The following is a transcript of part of the press conference in New York City on May 12 in honor of the tenth anniversary of the founding of the Moscow Helsinki Group. Three of the founding members took part: Anatoly Shcharansky, Yelena Bonner, and Ludmilla Alexeyeva, author of Soviet Dissent: Contemporary Movements for National, Religious, and Human Rights. The chairman of the meeting was Robert Bernstein, chairman of the US Helsinki Watch Committee.

Anatoly Shcharansky: What was our idea ten years ago? Before we created our group [the Moscow Helsinki Group], I remember quite well that there were long discussions among Yury Orlov, Andrei Amalrik, who is unfortunately now deceased, myself, and some other people. We started an energetic discussion about how to involve public opinion and make progress in the Helsinki process. At that time it became clear that although the Helsinki accords had been signed by thirty-five nations, after long debates, the understanding of these accords was quite different: each side tried to relate to it in its own way. The Soviet Union tries to ignore completely the third “basket” of the accords, on human rights.

Our idea was that it would probably be much easier to find a common language, a common understanding, on the third basket among representatives of different public opinon, left and right, the religious, national, and other movements in different countries, who are personally interested in the implementation of the third basket of the Helsinki accords. We thought that by reaching an understanding among themselves, these movements could try to make the governments accept that understanding.

▶ **Written instruction a**
Translate this sentence from the press conference transcript into Spanish: "We started an energetic discussion about how to involve public opinion and make progress in the Helsinki process."

▶ **Supplied data**
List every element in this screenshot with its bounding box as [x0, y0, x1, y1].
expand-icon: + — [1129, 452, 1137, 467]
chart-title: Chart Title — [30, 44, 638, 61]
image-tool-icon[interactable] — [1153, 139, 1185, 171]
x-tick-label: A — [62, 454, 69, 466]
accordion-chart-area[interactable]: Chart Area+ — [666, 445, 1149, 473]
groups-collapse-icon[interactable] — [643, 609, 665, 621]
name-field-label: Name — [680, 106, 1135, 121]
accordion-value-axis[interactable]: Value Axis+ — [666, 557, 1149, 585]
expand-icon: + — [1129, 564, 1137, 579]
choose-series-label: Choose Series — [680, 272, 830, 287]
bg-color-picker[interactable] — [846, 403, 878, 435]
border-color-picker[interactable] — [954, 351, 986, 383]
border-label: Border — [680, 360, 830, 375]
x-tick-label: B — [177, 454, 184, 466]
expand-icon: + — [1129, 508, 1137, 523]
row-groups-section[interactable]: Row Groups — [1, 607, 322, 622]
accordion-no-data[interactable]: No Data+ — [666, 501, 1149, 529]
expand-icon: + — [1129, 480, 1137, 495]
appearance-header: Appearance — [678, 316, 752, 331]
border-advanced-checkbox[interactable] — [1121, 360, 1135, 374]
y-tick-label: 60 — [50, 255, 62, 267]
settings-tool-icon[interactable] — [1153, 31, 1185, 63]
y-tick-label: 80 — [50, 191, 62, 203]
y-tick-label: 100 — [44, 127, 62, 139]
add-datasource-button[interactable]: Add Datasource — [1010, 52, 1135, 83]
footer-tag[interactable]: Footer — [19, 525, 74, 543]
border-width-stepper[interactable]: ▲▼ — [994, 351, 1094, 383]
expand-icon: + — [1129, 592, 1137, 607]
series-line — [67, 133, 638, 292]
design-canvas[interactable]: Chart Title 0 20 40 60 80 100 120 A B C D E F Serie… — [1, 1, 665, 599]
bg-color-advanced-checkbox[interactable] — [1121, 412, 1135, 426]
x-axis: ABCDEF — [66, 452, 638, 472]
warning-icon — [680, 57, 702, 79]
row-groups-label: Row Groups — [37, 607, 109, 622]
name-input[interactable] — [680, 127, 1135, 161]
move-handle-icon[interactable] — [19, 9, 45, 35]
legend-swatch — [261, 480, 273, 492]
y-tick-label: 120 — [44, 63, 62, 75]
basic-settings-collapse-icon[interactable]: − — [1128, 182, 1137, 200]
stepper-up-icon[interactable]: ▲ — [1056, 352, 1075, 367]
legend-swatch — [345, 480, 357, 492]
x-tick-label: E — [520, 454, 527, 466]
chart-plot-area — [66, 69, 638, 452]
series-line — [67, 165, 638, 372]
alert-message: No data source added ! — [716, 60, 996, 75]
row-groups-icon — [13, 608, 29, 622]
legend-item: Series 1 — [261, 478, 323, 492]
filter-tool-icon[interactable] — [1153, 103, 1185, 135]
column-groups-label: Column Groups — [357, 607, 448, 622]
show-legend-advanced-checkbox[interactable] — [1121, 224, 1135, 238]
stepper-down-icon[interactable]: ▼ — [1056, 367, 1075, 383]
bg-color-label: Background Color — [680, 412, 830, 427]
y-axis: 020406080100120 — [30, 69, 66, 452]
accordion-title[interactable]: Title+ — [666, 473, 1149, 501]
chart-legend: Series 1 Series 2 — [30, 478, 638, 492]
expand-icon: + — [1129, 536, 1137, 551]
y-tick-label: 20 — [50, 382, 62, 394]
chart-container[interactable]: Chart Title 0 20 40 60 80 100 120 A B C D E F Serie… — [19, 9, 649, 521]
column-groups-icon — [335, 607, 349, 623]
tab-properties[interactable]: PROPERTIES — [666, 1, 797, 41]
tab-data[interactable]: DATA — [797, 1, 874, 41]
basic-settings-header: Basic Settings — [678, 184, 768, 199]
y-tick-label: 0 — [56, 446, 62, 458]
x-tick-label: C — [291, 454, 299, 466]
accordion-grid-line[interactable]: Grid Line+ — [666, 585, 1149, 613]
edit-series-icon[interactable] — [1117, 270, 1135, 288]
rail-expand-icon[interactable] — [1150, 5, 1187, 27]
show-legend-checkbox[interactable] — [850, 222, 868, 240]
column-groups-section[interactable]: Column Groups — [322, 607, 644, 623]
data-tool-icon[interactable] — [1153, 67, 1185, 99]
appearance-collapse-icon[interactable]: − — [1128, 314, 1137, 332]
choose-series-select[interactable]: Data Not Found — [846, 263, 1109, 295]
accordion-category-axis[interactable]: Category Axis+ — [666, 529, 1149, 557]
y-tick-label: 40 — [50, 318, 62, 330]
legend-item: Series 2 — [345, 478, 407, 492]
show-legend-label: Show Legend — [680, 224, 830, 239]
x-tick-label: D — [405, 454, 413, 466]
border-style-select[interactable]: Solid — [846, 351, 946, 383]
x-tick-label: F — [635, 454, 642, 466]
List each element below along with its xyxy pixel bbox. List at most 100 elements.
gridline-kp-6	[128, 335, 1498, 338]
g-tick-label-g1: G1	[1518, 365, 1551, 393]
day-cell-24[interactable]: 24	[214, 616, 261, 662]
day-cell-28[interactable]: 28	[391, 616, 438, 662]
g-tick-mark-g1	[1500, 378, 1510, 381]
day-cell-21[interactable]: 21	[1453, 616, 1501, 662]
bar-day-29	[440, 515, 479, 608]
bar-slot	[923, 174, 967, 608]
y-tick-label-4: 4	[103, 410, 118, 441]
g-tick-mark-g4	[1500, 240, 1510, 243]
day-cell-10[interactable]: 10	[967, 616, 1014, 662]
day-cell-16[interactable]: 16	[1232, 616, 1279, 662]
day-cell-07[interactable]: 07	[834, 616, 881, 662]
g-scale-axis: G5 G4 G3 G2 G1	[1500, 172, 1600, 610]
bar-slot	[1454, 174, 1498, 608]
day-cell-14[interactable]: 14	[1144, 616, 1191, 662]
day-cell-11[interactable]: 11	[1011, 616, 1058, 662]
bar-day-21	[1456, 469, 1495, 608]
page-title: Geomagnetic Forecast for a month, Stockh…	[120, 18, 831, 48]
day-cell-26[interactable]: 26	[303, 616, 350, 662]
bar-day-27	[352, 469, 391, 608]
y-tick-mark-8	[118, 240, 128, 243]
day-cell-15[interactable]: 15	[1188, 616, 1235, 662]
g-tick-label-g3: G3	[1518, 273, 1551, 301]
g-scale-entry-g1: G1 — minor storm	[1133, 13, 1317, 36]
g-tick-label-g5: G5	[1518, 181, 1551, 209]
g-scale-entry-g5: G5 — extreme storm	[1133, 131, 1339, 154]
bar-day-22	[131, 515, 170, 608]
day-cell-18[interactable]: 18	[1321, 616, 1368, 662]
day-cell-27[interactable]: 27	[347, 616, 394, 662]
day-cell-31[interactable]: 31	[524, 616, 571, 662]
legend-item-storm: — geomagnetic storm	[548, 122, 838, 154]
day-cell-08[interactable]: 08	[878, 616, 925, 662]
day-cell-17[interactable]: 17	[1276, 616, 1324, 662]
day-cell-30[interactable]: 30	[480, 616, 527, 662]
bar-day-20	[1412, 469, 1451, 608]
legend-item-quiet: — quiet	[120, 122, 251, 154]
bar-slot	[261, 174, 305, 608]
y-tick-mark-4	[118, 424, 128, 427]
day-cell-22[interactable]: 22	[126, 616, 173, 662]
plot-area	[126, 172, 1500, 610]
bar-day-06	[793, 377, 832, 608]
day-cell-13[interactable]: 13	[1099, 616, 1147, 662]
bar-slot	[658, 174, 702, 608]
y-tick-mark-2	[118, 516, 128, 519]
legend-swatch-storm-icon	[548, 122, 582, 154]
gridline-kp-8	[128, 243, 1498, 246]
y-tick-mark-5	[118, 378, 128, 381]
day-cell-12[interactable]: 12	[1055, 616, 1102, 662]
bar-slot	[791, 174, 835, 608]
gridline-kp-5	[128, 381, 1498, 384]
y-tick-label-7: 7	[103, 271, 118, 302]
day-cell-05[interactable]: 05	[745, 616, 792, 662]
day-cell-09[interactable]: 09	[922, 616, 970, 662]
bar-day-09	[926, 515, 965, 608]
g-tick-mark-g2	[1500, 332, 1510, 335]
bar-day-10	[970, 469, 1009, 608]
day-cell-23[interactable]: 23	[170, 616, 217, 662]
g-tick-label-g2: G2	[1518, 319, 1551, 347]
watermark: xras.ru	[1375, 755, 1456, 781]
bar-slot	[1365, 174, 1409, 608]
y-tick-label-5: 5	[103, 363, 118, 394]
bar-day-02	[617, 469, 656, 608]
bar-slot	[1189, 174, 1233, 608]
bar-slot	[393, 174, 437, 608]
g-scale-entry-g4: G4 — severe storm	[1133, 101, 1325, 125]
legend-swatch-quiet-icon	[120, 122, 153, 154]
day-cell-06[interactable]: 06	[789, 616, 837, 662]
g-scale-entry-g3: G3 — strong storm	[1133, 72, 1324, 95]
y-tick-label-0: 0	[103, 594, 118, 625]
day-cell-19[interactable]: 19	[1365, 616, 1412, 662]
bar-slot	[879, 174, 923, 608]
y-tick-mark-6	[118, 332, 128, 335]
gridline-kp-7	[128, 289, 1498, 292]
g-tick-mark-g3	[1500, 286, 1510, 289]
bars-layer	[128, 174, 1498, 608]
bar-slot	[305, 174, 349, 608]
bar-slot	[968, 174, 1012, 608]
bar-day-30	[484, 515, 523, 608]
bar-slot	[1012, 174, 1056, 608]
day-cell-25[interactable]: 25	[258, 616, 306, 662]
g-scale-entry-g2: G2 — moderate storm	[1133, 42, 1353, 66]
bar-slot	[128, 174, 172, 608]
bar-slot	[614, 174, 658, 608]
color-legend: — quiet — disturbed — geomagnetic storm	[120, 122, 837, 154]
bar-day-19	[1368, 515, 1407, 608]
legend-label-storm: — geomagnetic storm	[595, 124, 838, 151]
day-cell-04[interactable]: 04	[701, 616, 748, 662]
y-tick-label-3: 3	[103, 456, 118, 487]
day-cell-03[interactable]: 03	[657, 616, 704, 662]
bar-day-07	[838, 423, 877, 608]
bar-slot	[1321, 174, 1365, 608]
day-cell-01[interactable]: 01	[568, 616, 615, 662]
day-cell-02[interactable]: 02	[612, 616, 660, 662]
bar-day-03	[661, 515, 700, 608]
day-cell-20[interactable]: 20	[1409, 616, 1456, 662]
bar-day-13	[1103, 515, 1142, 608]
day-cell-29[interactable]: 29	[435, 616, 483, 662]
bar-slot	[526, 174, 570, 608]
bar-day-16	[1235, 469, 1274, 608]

▶ **Written instruction b**
Output the listing, from its first line up to and including the line with "y-tick-label: 100 — [44, 127, 62, 139]", as a Markdown table with the columns Row and Line, leaving out blank lines.

▶ **Expected output a**
Iniciamos una enérgica discusión sobre cómo involucrar a la opinión pública y lograr avances en el proceso de Helsinki.

▶ **Expected output b**
| Row | Line |
|---|---|
| 1 | List every element in this screenshot with its bounding box as [x0, y0, x1, y1]. |
| 2 | expand-icon: + — [1129, 452, 1137, 467] |
| 3 | chart-title: Chart Title — [30, 44, 638, 61] |
| 4 | image-tool-icon[interactable] — [1153, 139, 1185, 171] |
| 5 | x-tick-label: A — [62, 454, 69, 466] |
| 6 | accordion-chart-area[interactable]: Chart Area+ — [666, 445, 1149, 473] |
| 7 | groups-collapse-icon[interactable] — [643, 609, 665, 621] |
| 8 | name-field-label: Name — [680, 106, 1135, 121] |
| 9 | accordion-value-axis[interactable]: Value Axis+ — [666, 557, 1149, 585] |
| 10 | expand-icon: + — [1129, 564, 1137, 579] |
| 11 | choose-series-label: Choose Series — [680, 272, 830, 287] |
| 12 | bg-color-picker[interactable] — [846, 403, 878, 435] |
| 13 | border-color-picker[interactable] — [954, 351, 986, 383] |
| 14 | border-label: Border — [680, 360, 830, 375] |
| 15 | x-tick-label: B — [177, 454, 184, 466] |
| 16 | expand-icon: + — [1129, 508, 1137, 523] |
| 17 | row-groups-section[interactable]: Row Groups — [1, 607, 322, 622] |
| 18 | accordion-no-data[interactable]: No Data+ — [666, 501, 1149, 529] |
| 19 | expand-icon: + — [1129, 480, 1137, 495] |
| 20 | appearance-header: Appearance — [678, 316, 752, 331] |
| 21 | border-advanced-checkbox[interactable] — [1121, 360, 1135, 374] |
| 22 | y-tick-label: 60 — [50, 255, 62, 267] |
| 23 | settings-tool-icon[interactable] — [1153, 31, 1185, 63] |
| 24 | y-tick-label: 80 — [50, 191, 62, 203] |
| 25 | y-tick-label: 100 — [44, 127, 62, 139] |